Data items
▼
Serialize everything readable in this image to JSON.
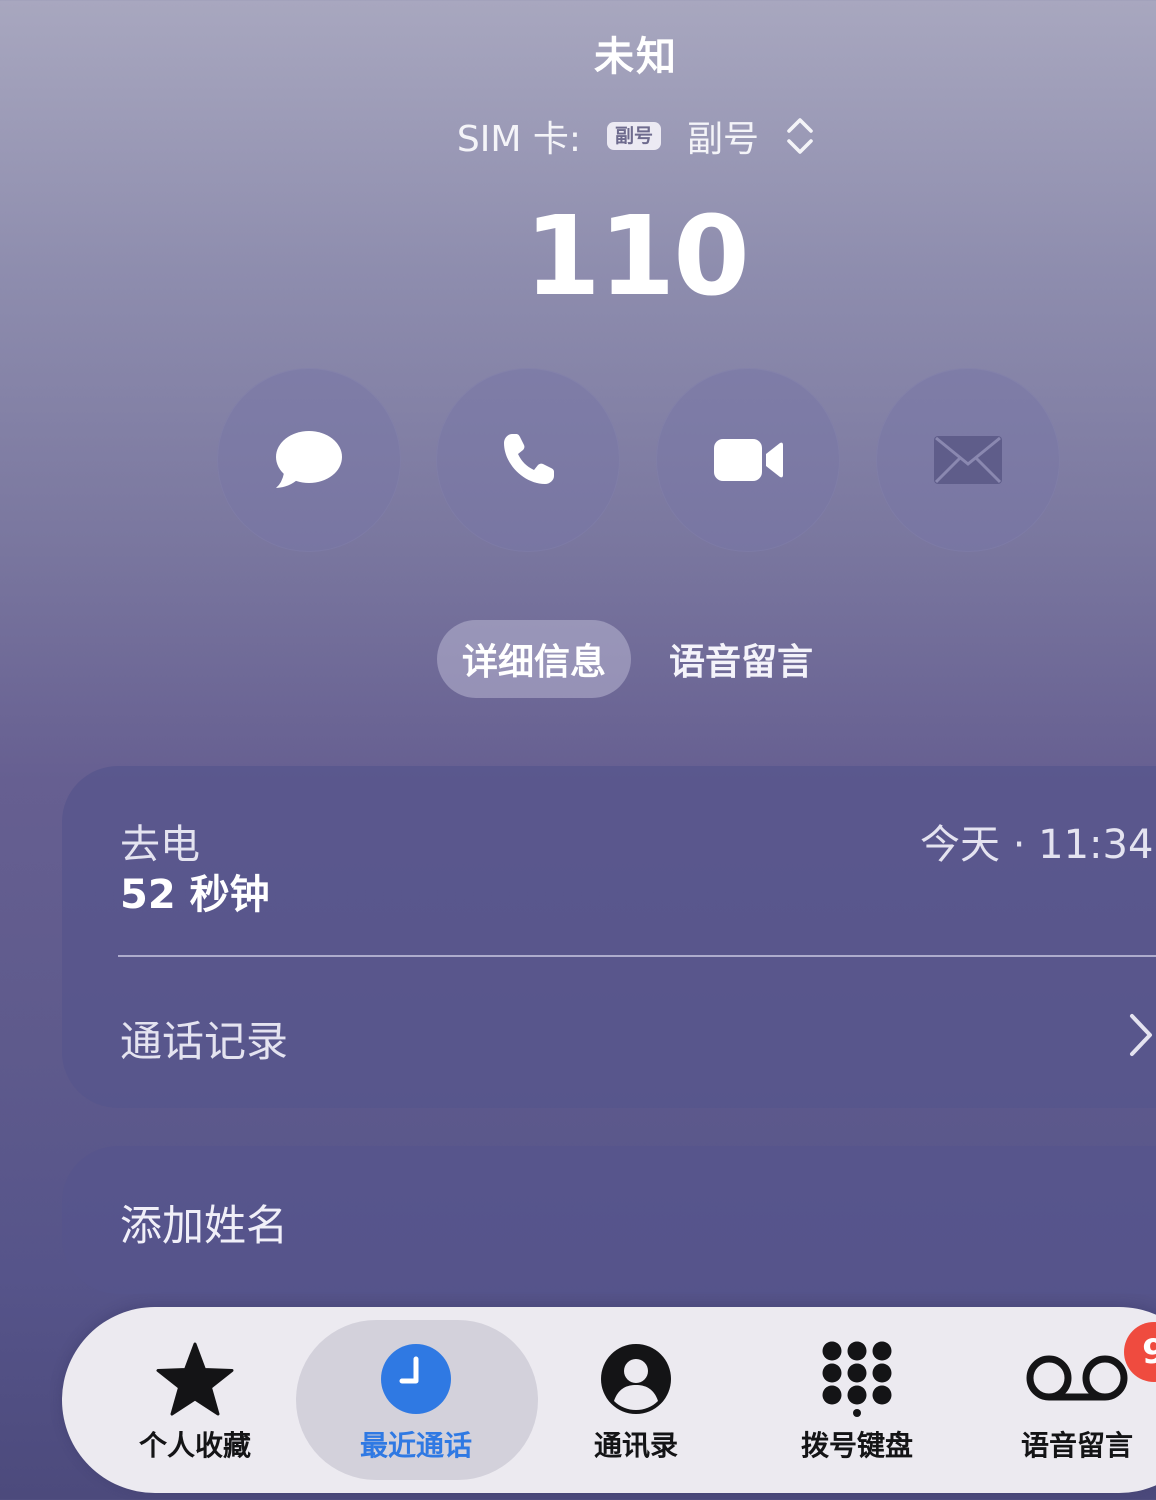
{
  "header": {
    "contact_name": "未知",
    "sim_label": "SIM 卡:",
    "sim_chip": "副号",
    "sim_name": "副号",
    "phone_number": "110"
  },
  "actions": [
    {
      "name": "message",
      "icon": "message-bubble-icon",
      "enabled": true
    },
    {
      "name": "call",
      "icon": "phone-icon",
      "enabled": true
    },
    {
      "name": "video",
      "icon": "video-camera-icon",
      "enabled": true
    },
    {
      "name": "mail",
      "icon": "envelope-icon",
      "enabled": false
    }
  ],
  "tabs": {
    "details": "详细信息",
    "voicemail": "语音留言",
    "active": "details"
  },
  "call_card": {
    "type": "去电",
    "duration": "52 秒钟",
    "time": "今天 · 11:34",
    "history_label": "通话记录"
  },
  "name_card": {
    "label": "添加姓名"
  },
  "tabbar": {
    "items": [
      {
        "label": "个人收藏",
        "icon": "star-icon"
      },
      {
        "label": "最近通话",
        "icon": "clock-icon",
        "active": true
      },
      {
        "label": "通讯录",
        "icon": "person-circle-icon"
      },
      {
        "label": "拨号键盘",
        "icon": "keypad-icon"
      },
      {
        "label": "语音留言",
        "icon": "voicemail-icon"
      }
    ],
    "voicemail_badge": "9"
  },
  "colors": {
    "accent_blue": "#2f79e3",
    "badge_red": "#ef4b3f",
    "tabbar_bg": "#eceaf0"
  }
}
▲
TASK BRIEF:
How many of the lines above include the string "message"? Reply with the number by itself.

ANSWER TO THIS TASK:
2